[Recorded data]

________

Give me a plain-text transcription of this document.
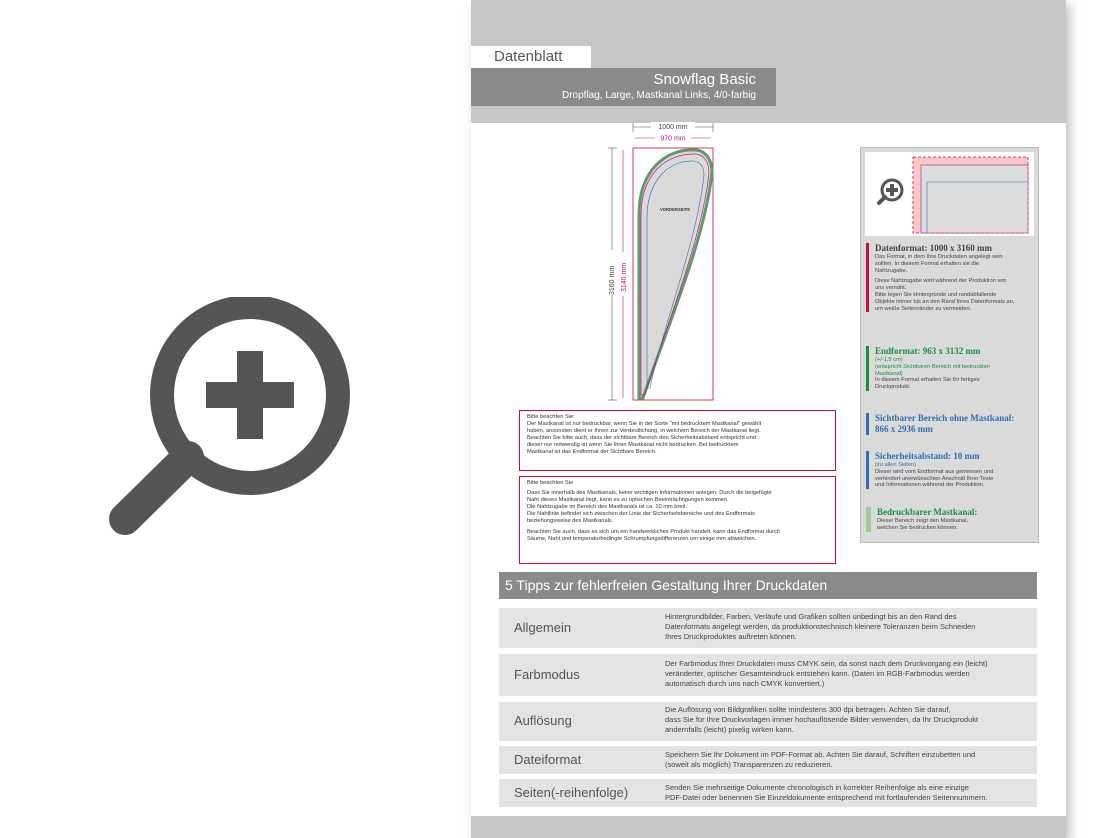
Datenblatt
Snowflag Basic
Dropflag, Large, Mastkanal Links, 4/0-farbig
1000 mm
970 mm
3160 mm 3140 mm
VORDERSEITE

Bitte beachten Sie:

Der Mastkanal ist nur bedruckbar, wenn Sie in der Sorte "mit bedrucktem Mastkanal" gewählt

haben, ansonsten dient er Ihnen zur Verdeutlichung, in welchem Bereich der Mastkanal liegt.

Beachten Sie bitte auch, dass der sichtbare Bereich den Sicherheitsabstand entspricht und

dieser nur notwendig ist wenn Sie Ihren Mastkanal nicht bedrucken. Bei bedrucktem

Mastkanal ist das Endformat der Sichtbare Bereich.

Bitte beachten Sie

Dass Sie innerhalb des Mastkanals, keine wichtigen Informationen anlegen. Durch die beigefügte

Naht dieses Mastkanal liegt, kann es zu optischen Beeinträchtigungen kommen.

Die Nahtzugabe im Bereich des Mastkanals ist ca. 10 mm breit.

Die Nahtlinie befindet sich zwischen der Linie der Sicherheitsbereiche und des Endformats

beziehungsweise des Mastkanals.

Beachten Sie auch, dass es sich um ein handwerkliches Produkt handelt, kann das Endformat durch

Säume, Naht und temperaturbedingte Schrumpfungsdifferenzen um einige mm abweichen.

Datenformat: 1000 x 3160 mm
Das Format, in dem Ihre Druckdaten angelegt sein
sollten. In diesem Format erhalten sie die
Nahtzugabe.
Diese Nahtzugabe wird während der Produktion von
uns vernäht.
Bitte legen Sie Hintergründe und randabfallende
Objekte immer bis an den Rand Ihres Datenformats an,
um weiße Seitenränder zu vermeiden.
Endformat: 963 x 3132 mm
(+/-1,5 cm)
(entspricht Sichtbaren Bereich mit bedruckten
Mastkanal)
In diesem Format erhalten Sie Ihr fertiges
Druckprodukt.
Sichtbarer Bereich ohne Mastkanal:
866 x 2936 mm
Sicherheitsabstand: 10 mm
(zu allen Seiten)
Dieser wird vom Endformat aus gemessen und
verhindert unerwünschten Anschnitt Ihrer Texte
und Informationen während der Produktion.
Bedruckbarer Mastkanal:
Dieser Bereich zeigt den Mastkanal,
welchen Sie bedrucken können.
5 Tipps zur fehlerfreien Gestaltung Ihrer Druckdaten
Allgemein
Hintergrundbilder, Farben, Verläufe und Grafiken sollten unbedingt bis an den Rand des
Datenformats angelegt werden, da produktionstechnisch kleinere Toleranzen beim Schneiden
Ihres Druckproduktes auftreten können.
Farbmodus
Der Farbmodus Ihrer Druckdaten muss CMYK sein, da sonst nach dem Druckvorgang ein (leicht)
veränderter, optischer Gesamteindruck entstehen kann. (Daten im RGB-Farbmodus werden
automatisch durch uns nach CMYK konvertiert.)
Auflösung
Die Auflösung von Bildgrafiken sollte mindestens 300 dpi betragen. Achten Sie darauf,
dass Sie für Ihre Druckvorlagen immer hochauflösende Bilder verwenden, da Ihr Druckprodukt
andernfalls (leicht) pixelig wirken kann.
Dateiformat	Speichern Sie Ihr Dokument im PDF-Format ab. Achten Sie darauf, Schriften einzubetten und
(soweit als möglich) Transparenzen zu reduzieren.
Seiten(-reihenfolge)	Senden Sie mehrseitige Dokumente chronologisch in korrekter Reihenfolge als eine einzige
PDF-Datei oder benennen Sie Einzeldokumente entsprechend mit fortlaufenden Seitennummern.
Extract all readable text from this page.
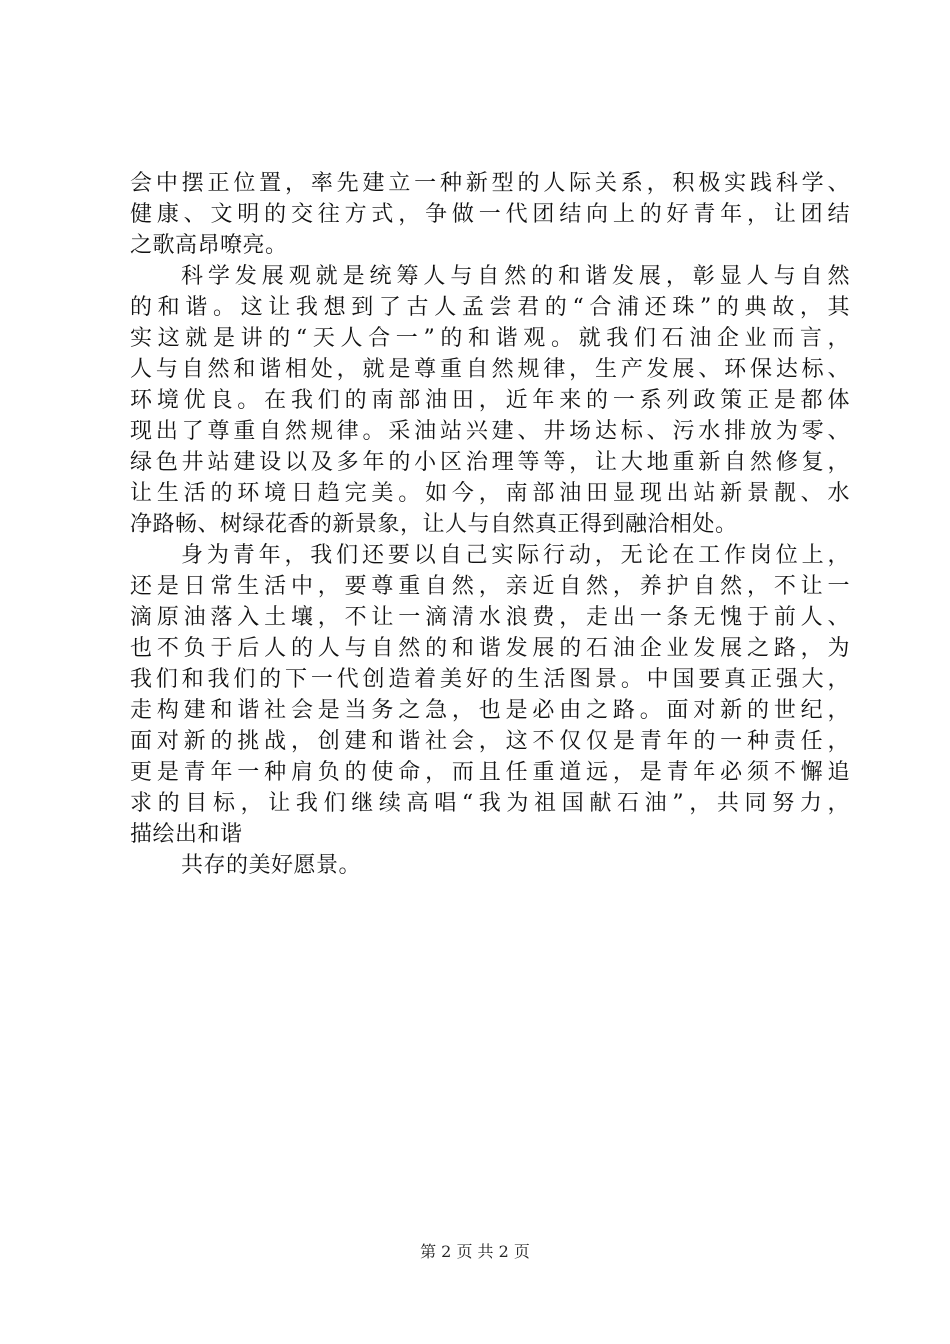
会中摆正位置，率先建立一种新型的人际关系，积极实践科学、
健康、文明的交往方式，争做一代团结向上的好青年，让团结
之歌高昂嘹亮。
科学发展观就是统筹人与自然的和谐发展，彰显人与自然
的和谐。这让我想到了古人孟尝君的“合浦还珠”的典故，其
实这就是讲的“天人合一”的和谐观。就我们石油企业而言，
人与自然和谐相处，就是尊重自然规律，生产发展、环保达标、
环境优良。在我们的南部油田，近年来的一系列政策正是都体
现出了尊重自然规律。采油站兴建、井场达标、污水排放为零、
绿色井站建设以及多年的小区治理等等，让大地重新自然修复，
让生活的环境日趋完美。如今，南部油田显现出站新景靓、水
净路畅、树绿花香的新景象，让人与自然真正得到融洽相处。
身为青年，我们还要以自己实际行动，无论在工作岗位上，
还是日常生活中，要尊重自然，亲近自然，养护自然，不让一
滴原油落入土壤，不让一滴清水浪费，走出一条无愧于前人、
也不负于后人的人与自然的和谐发展的石油企业发展之路，为
我们和我们的下一代创造着美好的生活图景。中国要真正强大，
走构建和谐社会是当务之急，也是必由之路。面对新的世纪，
面对新的挑战，创建和谐社会，这不仅仅是青年的一种责任，
更是青年一种肩负的使命，而且任重道远，是青年必须不懈追
求的目标，让我们继续高唱“我为祖国献石油”，共同努力，
描绘出和谐
共存的美好愿景。
第 2 页 共 2 页
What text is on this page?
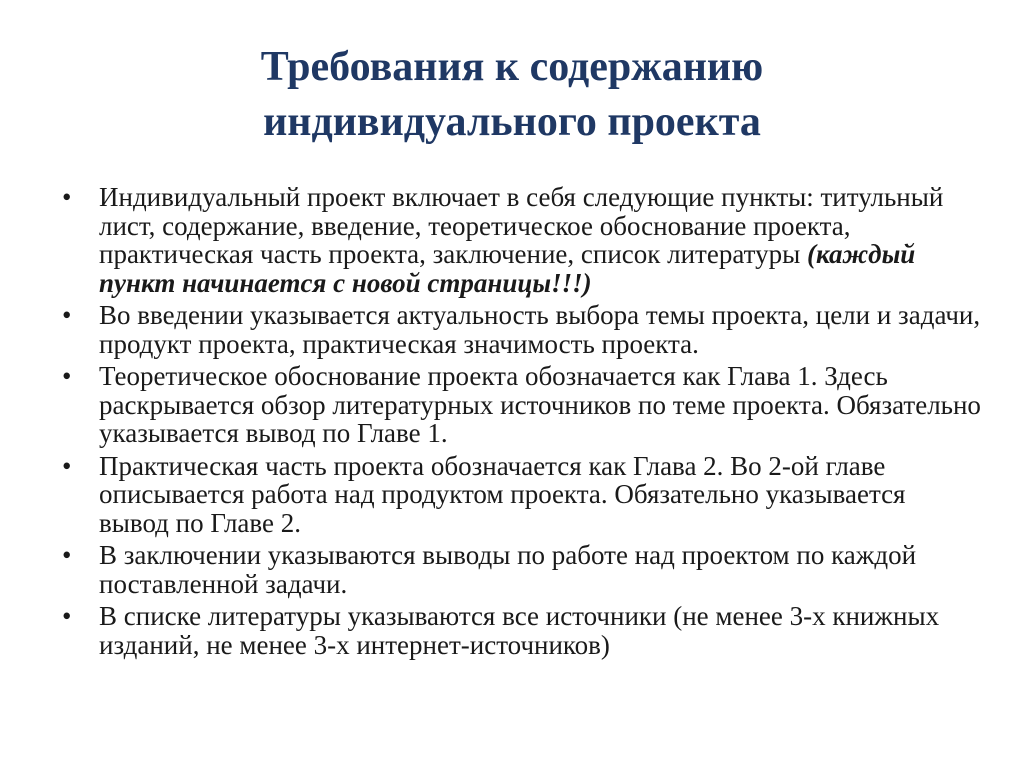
Требования к содержанию
индивидуального проекта
• Индивидуальный проект включает в себя следующие пункты: титульный лист, содержание, введение, теоретическое обоснование проекта, практическая часть проекта, заключение, список литературы (каждый пункт начинается с новой страницы!!!)
• Во введении указывается актуальность выбора темы проекта, цели и задачи, продукт проекта, практическая значимость проекта.
• Теоретическое обоснование проекта обозначается как Глава 1. Здесь раскрывается обзор литературных источников по теме проекта. Обязательно указывается вывод по Главе 1.
• Практическая часть проекта обозначается как Глава 2. Во 2-ой главе описывается работа над продуктом проекта. Обязательно указывается вывод по Главе 2.
• В заключении указываются выводы по работе над проектом по каждой поставленной задачи.
• В списке литературы указываются все источники (не менее 3-х книжных изданий, не менее 3-х интернет-источников)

________

Write out each line again precisely as it appears, skipping every picture.

● **Task solution**:
Give me a plain-text transcription of this document.
Datenblatt
Snowflag Basic
Dropflag, Large, Mastkanal Links, 4/0-farbig
1000 mm
970 mm
3160 mm 3140 mm
VORDERSEITE

Bitte beachten Sie:

Der Mastkanal ist nur bedruckbar, wenn Sie in der Sorte "mit bedrucktem Mastkanal" gewählt

haben, ansonsten dient er Ihnen zur Verdeutlichung, in welchem Bereich der Mastkanal liegt.

Beachten Sie bitte auch, dass der sichtbare Bereich den Sicherheitsabstand entspricht und

dieser nur notwendig ist wenn Sie Ihren Mastkanal nicht bedrucken. Bei bedrucktem

Mastkanal ist das Endformat der Sichtbare Bereich.

Bitte beachten Sie

Dass Sie innerhalb des Mastkanals, keine wichtigen Informationen anlegen. Durch die beigefügte

Naht dieses Mastkanal liegt, kann es zu optischen Beeinträchtigungen kommen.

Die Nahtzugabe im Bereich des Mastkanals ist ca. 10 mm breit.

Die Nahtlinie befindet sich zwischen der Linie der Sicherheitsbereiche und des Endformats

beziehungsweise des Mastkanals.

Beachten Sie auch, dass es sich um ein handwerkliches Produkt handelt, kann das Endformat durch

Säume, Naht und temperaturbedingte Schrumpfungsdifferenzen um einige mm abweichen.

Datenformat: 1000 x 3160 mm
Das Format, in dem Ihre Druckdaten angelegt sein
sollten. In diesem Format erhalten sie die
Nahtzugabe.
Diese Nahtzugabe wird während der Produktion von
uns vernäht.
Bitte legen Sie Hintergründe und randabfallende
Objekte immer bis an den Rand Ihres Datenformats an,
um weiße Seitenränder zu vermeiden.
Endformat: 963 x 3132 mm
(+/-1,5 cm)
(entspricht Sichtbaren Bereich mit bedruckten
Mastkanal)
In diesem Format erhalten Sie Ihr fertiges
Druckprodukt.
Sichtbarer Bereich ohne Mastkanal:
866 x 2936 mm
Sicherheitsabstand: 10 mm
(zu allen Seiten)
Dieser wird vom Endformat aus gemessen und
verhindert unerwünschten Anschnitt Ihrer Texte
und Informationen während der Produktion.
Bedruckbarer Mastkanal:
Dieser Bereich zeigt den Mastkanal,
welchen Sie bedrucken können.
5 Tipps zur fehlerfreien Gestaltung Ihrer Druckdaten
Allgemein
Hintergrundbilder, Farben, Verläufe und Grafiken sollten unbedingt bis an den Rand des
Datenformats angelegt werden, da produktionstechnisch kleinere Toleranzen beim Schneiden
Ihres Druckproduktes auftreten können.
Farbmodus
Der Farbmodus Ihrer Druckdaten muss CMYK sein, da sonst nach dem Druckvorgang ein (leicht)
veränderter, optischer Gesamteindruck entstehen kann. (Daten im RGB-Farbmodus werden
automatisch durch uns nach CMYK konvertiert.)
Auflösung
Die Auflösung von Bildgrafiken sollte mindestens 300 dpi betragen. Achten Sie darauf,
dass Sie für Ihre Druckvorlagen immer hochauflösende Bilder verwenden, da Ihr Druckprodukt
andernfalls (leicht) pixelig wirken kann.
Dateiformat	Speichern Sie Ihr Dokument im PDF-Format ab. Achten Sie darauf, Schriften einzubetten und
(soweit als möglich) Transparenzen zu reduzieren.
Seiten(-reihenfolge)	Senden Sie mehrseitige Dokumente chronologisch in korrekter Reihenfolge als eine einzige
PDF-Datei oder benennen Sie Einzeldokumente entsprechend mit fortlaufenden Seitennummern.
Extract all readable text from this page.
会中摆正位置，率先建立一种新型的人际关系，积极实践科学、
健康、文明的交往方式，争做一代团结向上的好青年，让团结
之歌高昂嘹亮。
科学发展观就是统筹人与自然的和谐发展，彰显人与自然
的和谐。这让我想到了古人孟尝君的“合浦还珠”的典故，其
实这就是讲的“天人合一”的和谐观。就我们石油企业而言，
人与自然和谐相处，就是尊重自然规律，生产发展、环保达标、
环境优良。在我们的南部油田，近年来的一系列政策正是都体
现出了尊重自然规律。采油站兴建、井场达标、污水排放为零、
绿色井站建设以及多年的小区治理等等，让大地重新自然修复，
让生活的环境日趋完美。如今，南部油田显现出站新景靓、水
净路畅、树绿花香的新景象，让人与自然真正得到融洽相处。
身为青年，我们还要以自己实际行动，无论在工作岗位上，
还是日常生活中，要尊重自然，亲近自然，养护自然，不让一
滴原油落入土壤，不让一滴清水浪费，走出一条无愧于前人、
也不负于后人的人与自然的和谐发展的石油企业发展之路，为
我们和我们的下一代创造着美好的生活图景。中国要真正强大，
走构建和谐社会是当务之急，也是必由之路。面对新的世纪，
面对新的挑战，创建和谐社会，这不仅仅是青年的一种责任，
更是青年一种肩负的使命，而且任重道远，是青年必须不懈追
求的目标，让我们继续高唱“我为祖国献石油”，共同努力，
描绘出和谐
共存的美好愿景。
第 2 页 共 2 页
What text is on this page?
Требования к содержанию
индивидуального проекта
• Индивидуальный проект включает в себя следующие пункты: титульный лист, содержание, введение, теоретическое обоснование проекта, практическая часть проекта, заключение, список литературы (каждый пункт начинается с новой страницы!!!)
• Во введении указывается актуальность выбора темы проекта, цели и задачи, продукт проекта, практическая значимость проекта.
• Теоретическое обоснование проекта обозначается как Глава 1. Здесь раскрывается обзор литературных источников по теме проекта. Обязательно указывается вывод по Главе 1.
• Практическая часть проекта обозначается как Глава 2. Во 2-ой главе описывается работа над продуктом проекта. Обязательно указывается вывод по Главе 2.
• В заключении указываются выводы по работе над проектом по каждой поставленной задачи.
• В списке литературы указываются все источники (не менее 3-х книжных изданий, не менее 3-х интернет-источников)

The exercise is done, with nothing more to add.